<<<<

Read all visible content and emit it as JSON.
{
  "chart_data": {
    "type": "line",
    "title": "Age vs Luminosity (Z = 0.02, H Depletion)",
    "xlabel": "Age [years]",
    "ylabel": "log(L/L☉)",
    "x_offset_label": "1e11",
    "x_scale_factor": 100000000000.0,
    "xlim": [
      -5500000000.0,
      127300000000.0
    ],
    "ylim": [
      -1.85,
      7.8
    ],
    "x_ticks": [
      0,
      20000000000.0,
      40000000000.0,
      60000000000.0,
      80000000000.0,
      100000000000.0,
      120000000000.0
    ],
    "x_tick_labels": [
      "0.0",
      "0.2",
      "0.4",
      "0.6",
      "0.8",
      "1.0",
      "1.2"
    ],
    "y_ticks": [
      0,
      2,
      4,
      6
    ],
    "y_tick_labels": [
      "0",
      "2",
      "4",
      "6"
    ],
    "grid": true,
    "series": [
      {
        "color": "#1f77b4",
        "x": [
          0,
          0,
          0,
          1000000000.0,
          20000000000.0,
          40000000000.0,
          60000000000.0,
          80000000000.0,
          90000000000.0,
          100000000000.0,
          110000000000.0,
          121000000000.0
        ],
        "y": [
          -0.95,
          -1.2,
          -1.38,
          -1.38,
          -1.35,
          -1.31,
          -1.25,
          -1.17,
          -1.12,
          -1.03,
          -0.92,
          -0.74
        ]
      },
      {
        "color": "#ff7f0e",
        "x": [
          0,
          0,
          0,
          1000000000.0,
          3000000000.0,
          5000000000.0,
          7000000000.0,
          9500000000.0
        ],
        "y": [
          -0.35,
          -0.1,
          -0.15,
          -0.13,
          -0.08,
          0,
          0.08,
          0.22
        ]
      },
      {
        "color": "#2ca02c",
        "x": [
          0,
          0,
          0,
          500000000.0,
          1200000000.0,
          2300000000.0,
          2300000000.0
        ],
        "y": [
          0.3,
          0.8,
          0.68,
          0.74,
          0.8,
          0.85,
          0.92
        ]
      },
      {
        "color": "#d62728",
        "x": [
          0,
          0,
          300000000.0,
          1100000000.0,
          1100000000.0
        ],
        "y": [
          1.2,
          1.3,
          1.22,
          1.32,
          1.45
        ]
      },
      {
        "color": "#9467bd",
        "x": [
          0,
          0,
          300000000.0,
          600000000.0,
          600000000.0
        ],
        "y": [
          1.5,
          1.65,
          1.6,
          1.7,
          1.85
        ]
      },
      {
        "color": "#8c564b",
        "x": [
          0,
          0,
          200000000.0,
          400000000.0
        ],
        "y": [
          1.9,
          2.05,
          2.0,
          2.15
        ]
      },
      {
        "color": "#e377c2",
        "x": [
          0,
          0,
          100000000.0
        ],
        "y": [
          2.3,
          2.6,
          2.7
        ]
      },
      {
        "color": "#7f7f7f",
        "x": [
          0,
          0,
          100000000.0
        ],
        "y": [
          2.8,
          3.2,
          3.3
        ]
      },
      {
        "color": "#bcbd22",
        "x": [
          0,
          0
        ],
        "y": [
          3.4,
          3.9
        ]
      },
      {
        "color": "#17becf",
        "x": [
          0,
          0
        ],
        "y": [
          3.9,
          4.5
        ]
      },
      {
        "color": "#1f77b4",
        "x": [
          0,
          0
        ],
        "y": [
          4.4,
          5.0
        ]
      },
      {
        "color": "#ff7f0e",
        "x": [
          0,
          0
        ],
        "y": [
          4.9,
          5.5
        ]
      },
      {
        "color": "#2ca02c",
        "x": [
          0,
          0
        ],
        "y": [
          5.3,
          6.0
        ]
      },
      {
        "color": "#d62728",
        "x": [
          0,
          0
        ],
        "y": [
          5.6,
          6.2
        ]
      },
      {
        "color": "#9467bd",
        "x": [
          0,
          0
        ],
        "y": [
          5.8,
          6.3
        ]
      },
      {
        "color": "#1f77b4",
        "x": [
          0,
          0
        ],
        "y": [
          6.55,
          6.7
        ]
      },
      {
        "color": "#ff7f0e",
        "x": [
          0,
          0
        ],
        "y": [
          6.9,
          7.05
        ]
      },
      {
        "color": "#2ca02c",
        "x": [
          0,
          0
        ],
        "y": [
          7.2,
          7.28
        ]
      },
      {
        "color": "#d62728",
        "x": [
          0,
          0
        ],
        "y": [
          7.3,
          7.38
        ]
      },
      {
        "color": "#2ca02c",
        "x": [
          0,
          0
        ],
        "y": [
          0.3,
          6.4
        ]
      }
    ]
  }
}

>>>>

Task goal:
Write out the listing once more, matching it exactly.

The reply:
Read all visible content and emit it as JSON.
{
  "chart_data": {
    "type": "line",
    "title": "Age vs Luminosity (Z = 0.02, H Depletion)",
    "xlabel": "Age [years]",
    "ylabel": "log(L/L☉)",
    "x_offset_label": "1e11",
    "x_scale_factor": 100000000000.0,
    "xlim": [
      -5500000000.0,
      127300000000.0
    ],
    "ylim": [
      -1.85,
      7.8
    ],
    "x_ticks": [
      0,
      20000000000.0,
      40000000000.0,
      60000000000.0,
      80000000000.0,
      100000000000.0,
      120000000000.0
    ],
    "x_tick_labels": [
      "0.0",
      "0.2",
      "0.4",
      "0.6",
      "0.8",
      "1.0",
      "1.2"
    ],
    "y_ticks": [
      0,
      2,
      4,
      6
    ],
    "y_tick_labels": [
      "0",
      "2",
      "4",
      "6"
    ],
    "grid": true,
    "series": [
      {
        "color": "#1f77b4",
        "x": [
          0,
          0,
          0,
          1000000000.0,
          20000000000.0,
          40000000000.0,
          60000000000.0,
          80000000000.0,
          90000000000.0,
          100000000000.0,
          110000000000.0,
          121000000000.0
        ],
        "y": [
          -0.95,
          -1.2,
          -1.38,
          -1.38,
          -1.35,
          -1.31,
          -1.25,
          -1.17,
          -1.12,
          -1.03,
          -0.92,
          -0.74
        ]
      },
      {
        "color": "#ff7f0e",
        "x": [
          0,
          0,
          0,
          1000000000.0,
          3000000000.0,
          5000000000.0,
          7000000000.0,
          9500000000.0
        ],
        "y": [
          -0.35,
          -0.1,
          -0.15,
          -0.13,
          -0.08,
          0,
          0.08,
          0.22
        ]
      },
      {
        "color": "#2ca02c",
        "x": [
          0,
          0,
          0,
          500000000.0,
          1200000000.0,
          2300000000.0,
          2300000000.0
        ],
        "y": [
          0.3,
          0.8,
          0.68,
          0.74,
          0.8,
          0.85,
          0.92
        ]
      },
      {
        "color": "#d62728",
        "x": [
          0,
          0,
          300000000.0,
          1100000000.0,
          1100000000.0
        ],
        "y": [
          1.2,
          1.3,
          1.22,
          1.32,
          1.45
        ]
      },
      {
        "color": "#9467bd",
        "x": [
          0,
          0,
          300000000.0,
          600000000.0,
          600000000.0
        ],
        "y": [
          1.5,
          1.65,
          1.6,
          1.7,
          1.85
        ]
      },
      {
        "color": "#8c564b",
        "x": [
          0,
          0,
          200000000.0,
          400000000.0
        ],
        "y": [
          1.9,
          2.05,
          2.0,
          2.15
        ]
      },
      {
        "color": "#e377c2",
        "x": [
          0,
          0,
          100000000.0
        ],
        "y": [
          2.3,
          2.6,
          2.7
        ]
      },
      {
        "color": "#7f7f7f",
        "x": [
          0,
          0,
          100000000.0
        ],
        "y": [
          2.8,
          3.2,
          3.3
        ]
      },
      {
        "color": "#bcbd22",
        "x": [
          0,
          0
        ],
        "y": [
          3.4,
          3.9
        ]
      },
      {
        "color": "#17becf",
        "x": [
          0,
          0
        ],
        "y": [
          3.9,
          4.5
        ]
      },
      {
        "color": "#1f77b4",
        "x": [
          0,
          0
        ],
        "y": [
          4.4,
          5.0
        ]
      },
      {
        "color": "#ff7f0e",
        "x": [
          0,
          0
        ],
        "y": [
          4.9,
          5.5
        ]
      },
      {
        "color": "#2ca02c",
        "x": [
          0,
          0
        ],
        "y": [
          5.3,
          6.0
        ]
      },
      {
        "color": "#d62728",
        "x": [
          0,
          0
        ],
        "y": [
          5.6,
          6.2
        ]
      },
      {
        "color": "#9467bd",
        "x": [
          0,
          0
        ],
        "y": [
          5.8,
          6.3
        ]
      },
      {
        "color": "#1f77b4",
        "x": [
          0,
          0
        ],
        "y": [
          6.55,
          6.7
        ]
      },
      {
        "color": "#ff7f0e",
        "x": [
          0,
          0
        ],
        "y": [
          6.9,
          7.05
        ]
      },
      {
        "color": "#2ca02c",
        "x": [
          0,
          0
        ],
        "y": [
          7.2,
          7.28
        ]
      },
      {
        "color": "#d62728",
        "x": [
          0,
          0
        ],
        "y": [
          7.3,
          7.38
        ]
      },
      {
        "color": "#2ca02c",
        "x": [
          0,
          0
        ],
        "y": [
          0.3,
          6.4
        ]
      }
    ]
  }
}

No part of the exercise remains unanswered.